* begin Supplied data *
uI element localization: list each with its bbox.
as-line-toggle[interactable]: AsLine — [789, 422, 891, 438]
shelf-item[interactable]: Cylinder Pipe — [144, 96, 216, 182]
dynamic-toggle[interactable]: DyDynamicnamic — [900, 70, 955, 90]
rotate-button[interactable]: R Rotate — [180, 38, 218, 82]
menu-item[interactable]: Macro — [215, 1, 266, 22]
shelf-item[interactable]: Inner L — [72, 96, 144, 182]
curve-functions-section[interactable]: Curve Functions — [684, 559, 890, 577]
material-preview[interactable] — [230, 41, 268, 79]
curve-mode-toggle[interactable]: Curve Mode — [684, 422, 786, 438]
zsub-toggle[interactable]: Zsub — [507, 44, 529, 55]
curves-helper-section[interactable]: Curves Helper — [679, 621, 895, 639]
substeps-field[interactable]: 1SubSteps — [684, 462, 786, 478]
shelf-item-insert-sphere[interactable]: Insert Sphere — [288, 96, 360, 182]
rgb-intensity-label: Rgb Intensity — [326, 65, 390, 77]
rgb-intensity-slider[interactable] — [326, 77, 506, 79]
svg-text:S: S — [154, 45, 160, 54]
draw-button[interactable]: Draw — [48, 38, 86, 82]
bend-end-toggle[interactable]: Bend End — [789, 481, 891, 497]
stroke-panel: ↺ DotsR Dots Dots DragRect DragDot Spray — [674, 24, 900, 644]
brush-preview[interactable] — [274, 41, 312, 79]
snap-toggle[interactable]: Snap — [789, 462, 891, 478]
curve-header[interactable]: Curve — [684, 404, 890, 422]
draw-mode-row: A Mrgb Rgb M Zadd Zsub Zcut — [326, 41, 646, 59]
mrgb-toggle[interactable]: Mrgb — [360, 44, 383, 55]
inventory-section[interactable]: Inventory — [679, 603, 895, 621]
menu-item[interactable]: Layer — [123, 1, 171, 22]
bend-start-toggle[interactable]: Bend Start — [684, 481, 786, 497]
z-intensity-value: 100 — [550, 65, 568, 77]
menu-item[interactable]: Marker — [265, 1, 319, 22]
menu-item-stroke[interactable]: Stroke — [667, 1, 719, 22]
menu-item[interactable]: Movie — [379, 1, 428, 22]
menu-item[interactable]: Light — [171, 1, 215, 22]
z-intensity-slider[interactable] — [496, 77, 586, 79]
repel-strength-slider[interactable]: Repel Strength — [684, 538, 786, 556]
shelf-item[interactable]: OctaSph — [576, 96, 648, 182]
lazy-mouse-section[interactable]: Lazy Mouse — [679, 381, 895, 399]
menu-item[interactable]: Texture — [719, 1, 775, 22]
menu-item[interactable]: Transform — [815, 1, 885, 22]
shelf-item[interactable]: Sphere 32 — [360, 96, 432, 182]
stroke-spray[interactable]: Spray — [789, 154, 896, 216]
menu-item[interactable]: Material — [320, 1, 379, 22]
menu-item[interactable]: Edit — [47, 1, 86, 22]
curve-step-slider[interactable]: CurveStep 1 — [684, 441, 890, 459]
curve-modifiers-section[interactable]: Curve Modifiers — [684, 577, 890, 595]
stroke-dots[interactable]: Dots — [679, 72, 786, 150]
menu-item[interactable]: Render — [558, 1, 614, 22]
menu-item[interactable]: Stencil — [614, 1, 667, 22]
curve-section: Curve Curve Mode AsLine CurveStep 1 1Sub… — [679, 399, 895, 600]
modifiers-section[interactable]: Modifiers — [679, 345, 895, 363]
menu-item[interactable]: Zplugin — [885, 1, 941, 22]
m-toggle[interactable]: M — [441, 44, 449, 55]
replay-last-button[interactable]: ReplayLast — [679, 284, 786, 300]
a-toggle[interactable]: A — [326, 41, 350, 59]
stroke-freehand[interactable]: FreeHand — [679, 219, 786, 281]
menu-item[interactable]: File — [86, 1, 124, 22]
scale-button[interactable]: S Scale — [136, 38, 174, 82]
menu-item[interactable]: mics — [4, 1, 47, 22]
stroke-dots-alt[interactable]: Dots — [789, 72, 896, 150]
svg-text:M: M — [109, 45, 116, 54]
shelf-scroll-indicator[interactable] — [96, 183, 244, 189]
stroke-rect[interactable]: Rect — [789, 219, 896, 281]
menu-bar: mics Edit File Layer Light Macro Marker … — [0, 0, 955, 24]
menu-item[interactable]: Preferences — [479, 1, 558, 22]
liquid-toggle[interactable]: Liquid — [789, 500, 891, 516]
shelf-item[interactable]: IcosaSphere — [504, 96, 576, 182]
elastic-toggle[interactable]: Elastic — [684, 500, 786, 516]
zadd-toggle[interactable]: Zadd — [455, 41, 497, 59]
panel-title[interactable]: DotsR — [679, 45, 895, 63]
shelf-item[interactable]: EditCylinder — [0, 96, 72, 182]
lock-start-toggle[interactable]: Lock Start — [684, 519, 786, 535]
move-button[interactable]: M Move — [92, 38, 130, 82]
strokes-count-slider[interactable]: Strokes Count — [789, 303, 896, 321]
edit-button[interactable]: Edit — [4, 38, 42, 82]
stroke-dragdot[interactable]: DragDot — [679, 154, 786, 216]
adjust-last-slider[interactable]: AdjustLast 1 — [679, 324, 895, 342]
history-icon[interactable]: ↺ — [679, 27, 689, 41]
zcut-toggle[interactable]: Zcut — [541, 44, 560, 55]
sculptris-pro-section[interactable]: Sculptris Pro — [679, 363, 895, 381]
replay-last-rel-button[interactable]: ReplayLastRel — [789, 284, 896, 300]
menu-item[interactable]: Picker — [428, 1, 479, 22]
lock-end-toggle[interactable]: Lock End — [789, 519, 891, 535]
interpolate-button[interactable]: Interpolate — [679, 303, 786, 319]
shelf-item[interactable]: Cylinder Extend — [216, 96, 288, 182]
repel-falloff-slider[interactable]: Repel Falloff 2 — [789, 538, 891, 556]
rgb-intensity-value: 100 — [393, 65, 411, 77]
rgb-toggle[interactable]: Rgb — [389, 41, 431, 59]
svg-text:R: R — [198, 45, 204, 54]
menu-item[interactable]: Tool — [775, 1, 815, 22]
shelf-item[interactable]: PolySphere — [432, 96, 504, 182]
* end Supplied data *
▶ _Brief_:
Pick out every line above that contains the word "Lock", matching its case.

▶ _Exercise response_:
lock-start-toggle[interactable]: Lock Start — [684, 519, 786, 535]
lock-end-toggle[interactable]: Lock End — [789, 519, 891, 535]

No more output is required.